**STATED TASK**
Pull every line that holds the word "остатков" from the entries.

**DATA TO PROCESS**
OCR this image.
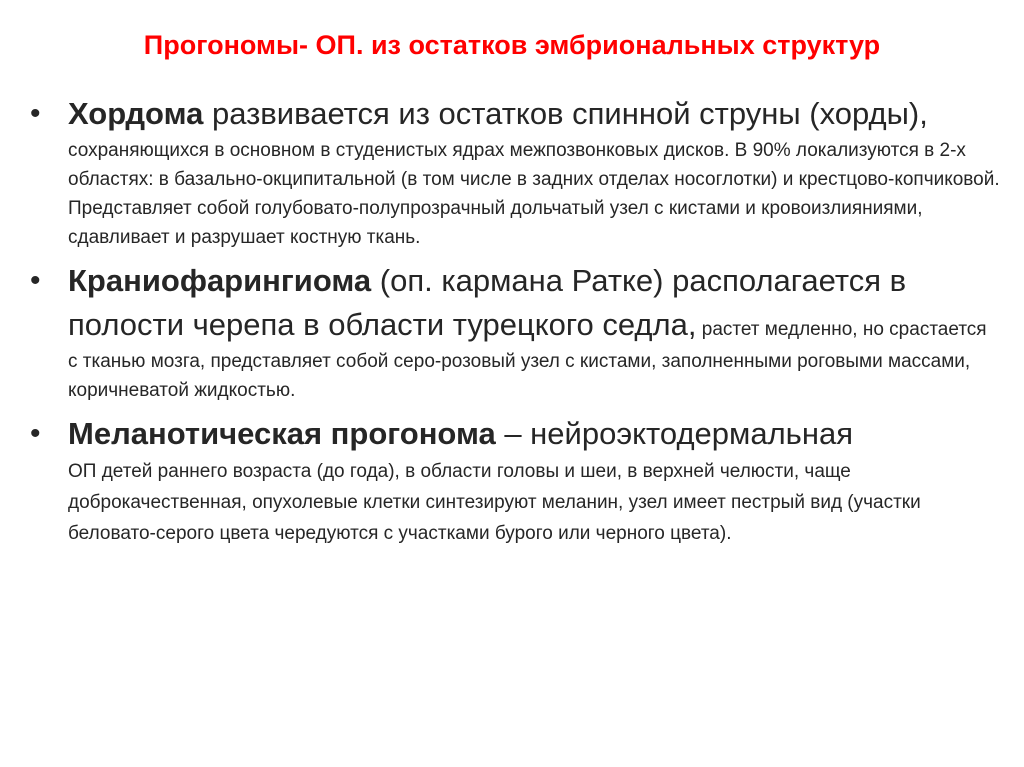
Прогономы- ОП. из остатков эмбриональных структур
• Хордома развивается из остатков спинной струны (хорды), сохраняющихся в основном в студенистых ядрах межпозвонковых дисков. В 90% локализуются в 2-х областях: в базально-окципитальной (в том числе в задних отделах носоглотки) и крестцово-копчиковой. Представляет собой голубовато-полупрозрачный дольчатый узел с кистами и кровоизлияниями, сдавливает и разрушает костную ткань.
• Краниофарингиома (оп. кармана Ратке) располагается в полости черепа в области турецкого седла, растет медленно, но срастается с тканью мозга, представляет собой серо-розовый узел с кистами, заполненными роговыми массами, коричневатой жидкостью.
• Меланотическая прогонома – нейроэктодермальная
ОП детей раннего возраста (до года), в области головы и шеи, в верхней челюсти, чаще доброкачественная, опухолевые клетки синтезируют меланин, узел имеет пестрый вид (участки беловато-серого цвета чередуются с участками бурого или черного цвета).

**SOLUTION TO THIS PROBLEM**
Прогономы- ОП. из остатков эмбриональных структур
• Хордома развивается из остатков спинной струны (хорды), сохраняющихся в основном в студенистых ядрах межпозвонковых дисков. В 90% локализуются в 2-х областях: в базально-окципитальной (в том числе в задних отделах носоглотки) и крестцово-копчиковой. Представляет собой голубовато-полупрозрачный дольчатый узел с кистами и кровоизлияниями, сдавливает и разрушает костную ткань.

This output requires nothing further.